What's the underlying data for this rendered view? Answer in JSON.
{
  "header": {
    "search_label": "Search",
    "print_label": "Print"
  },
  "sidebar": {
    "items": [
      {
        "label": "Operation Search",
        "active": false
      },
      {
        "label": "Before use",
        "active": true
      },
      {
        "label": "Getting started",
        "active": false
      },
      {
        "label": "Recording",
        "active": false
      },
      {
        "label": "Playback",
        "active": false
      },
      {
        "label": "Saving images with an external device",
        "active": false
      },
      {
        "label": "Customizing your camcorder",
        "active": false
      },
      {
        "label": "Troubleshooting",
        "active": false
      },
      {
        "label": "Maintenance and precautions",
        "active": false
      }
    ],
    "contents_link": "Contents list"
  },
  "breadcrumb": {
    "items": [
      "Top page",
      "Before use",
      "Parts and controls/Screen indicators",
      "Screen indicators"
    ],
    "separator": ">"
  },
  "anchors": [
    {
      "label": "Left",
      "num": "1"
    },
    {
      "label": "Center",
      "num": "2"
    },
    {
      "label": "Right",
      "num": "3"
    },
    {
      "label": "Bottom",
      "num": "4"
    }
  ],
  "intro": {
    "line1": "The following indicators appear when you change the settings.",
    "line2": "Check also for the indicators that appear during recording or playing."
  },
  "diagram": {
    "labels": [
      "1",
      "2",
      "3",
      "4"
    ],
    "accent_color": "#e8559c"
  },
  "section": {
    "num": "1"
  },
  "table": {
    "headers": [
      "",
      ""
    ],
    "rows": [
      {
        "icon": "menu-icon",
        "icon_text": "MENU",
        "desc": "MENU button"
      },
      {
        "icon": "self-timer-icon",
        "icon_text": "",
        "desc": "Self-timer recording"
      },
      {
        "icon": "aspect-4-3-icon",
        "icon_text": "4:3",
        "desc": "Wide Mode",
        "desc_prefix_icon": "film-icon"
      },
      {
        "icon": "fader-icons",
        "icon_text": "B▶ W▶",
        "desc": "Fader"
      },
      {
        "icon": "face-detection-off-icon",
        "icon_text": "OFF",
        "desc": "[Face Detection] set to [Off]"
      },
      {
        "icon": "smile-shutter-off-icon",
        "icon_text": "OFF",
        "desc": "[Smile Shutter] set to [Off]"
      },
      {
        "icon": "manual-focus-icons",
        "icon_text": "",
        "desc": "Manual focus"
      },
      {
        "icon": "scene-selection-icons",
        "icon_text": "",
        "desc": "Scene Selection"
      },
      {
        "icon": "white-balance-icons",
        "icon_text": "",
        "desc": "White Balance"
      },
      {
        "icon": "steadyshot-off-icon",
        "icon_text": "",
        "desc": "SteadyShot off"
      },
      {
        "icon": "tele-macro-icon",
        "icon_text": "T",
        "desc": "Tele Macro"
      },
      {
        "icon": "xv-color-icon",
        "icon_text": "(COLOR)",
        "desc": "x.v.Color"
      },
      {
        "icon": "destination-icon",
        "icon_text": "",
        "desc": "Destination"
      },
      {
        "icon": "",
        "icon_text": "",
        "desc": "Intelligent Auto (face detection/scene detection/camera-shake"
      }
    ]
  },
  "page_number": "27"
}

(REQUIRED TASK) Each line above must be reproduced exactly as it stands.

(SOLUTION FOR THIS PROBLEM)
What's the underlying data for this rendered view? Answer in JSON.
{
  "header": {
    "search_label": "Search",
    "print_label": "Print"
  },
  "sidebar": {
    "items": [
      {
        "label": "Operation Search",
        "active": false
      },
      {
        "label": "Before use",
        "active": true
      },
      {
        "label": "Getting started",
        "active": false
      },
      {
        "label": "Recording",
        "active": false
      },
      {
        "label": "Playback",
        "active": false
      },
      {
        "label": "Saving images with an external device",
        "active": false
      },
      {
        "label": "Customizing your camcorder",
        "active": false
      },
      {
        "label": "Troubleshooting",
        "active": false
      },
      {
        "label": "Maintenance and precautions",
        "active": false
      }
    ],
    "contents_link": "Contents list"
  },
  "breadcrumb": {
    "items": [
      "Top page",
      "Before use",
      "Parts and controls/Screen indicators",
      "Screen indicators"
    ],
    "separator": ">"
  },
  "anchors": [
    {
      "label": "Left",
      "num": "1"
    },
    {
      "label": "Center",
      "num": "2"
    },
    {
      "label": "Right",
      "num": "3"
    },
    {
      "label": "Bottom",
      "num": "4"
    }
  ],
  "intro": {
    "line1": "The following indicators appear when you change the settings.",
    "line2": "Check also for the indicators that appear during recording or playing."
  },
  "diagram": {
    "labels": [
      "1",
      "2",
      "3",
      "4"
    ],
    "accent_color": "#e8559c"
  },
  "section": {
    "num": "1"
  },
  "table": {
    "headers": [
      "",
      ""
    ],
    "rows": [
      {
        "icon": "menu-icon",
        "icon_text": "MENU",
        "desc": "MENU button"
      },
      {
        "icon": "self-timer-icon",
        "icon_text": "",
        "desc": "Self-timer recording"
      },
      {
        "icon": "aspect-4-3-icon",
        "icon_text": "4:3",
        "desc": "Wide Mode",
        "desc_prefix_icon": "film-icon"
      },
      {
        "icon": "fader-icons",
        "icon_text": "B▶ W▶",
        "desc": "Fader"
      },
      {
        "icon": "face-detection-off-icon",
        "icon_text": "OFF",
        "desc": "[Face Detection] set to [Off]"
      },
      {
        "icon": "smile-shutter-off-icon",
        "icon_text": "OFF",
        "desc": "[Smile Shutter] set to [Off]"
      },
      {
        "icon": "manual-focus-icons",
        "icon_text": "",
        "desc": "Manual focus"
      },
      {
        "icon": "scene-selection-icons",
        "icon_text": "",
        "desc": "Scene Selection"
      },
      {
        "icon": "white-balance-icons",
        "icon_text": "",
        "desc": "White Balance"
      },
      {
        "icon": "steadyshot-off-icon",
        "icon_text": "",
        "desc": "SteadyShot off"
      },
      {
        "icon": "tele-macro-icon",
        "icon_text": "T",
        "desc": "Tele Macro"
      },
      {
        "icon": "xv-color-icon",
        "icon_text": "(COLOR)",
        "desc": "x.v.Color"
      },
      {
        "icon": "destination-icon",
        "icon_text": "",
        "desc": "Destination"
      },
      {
        "icon": "",
        "icon_text": "",
        "desc": "Intelligent Auto (face detection/scene detection/camera-shake"
      }
    ]
  },
  "page_number": "27"
}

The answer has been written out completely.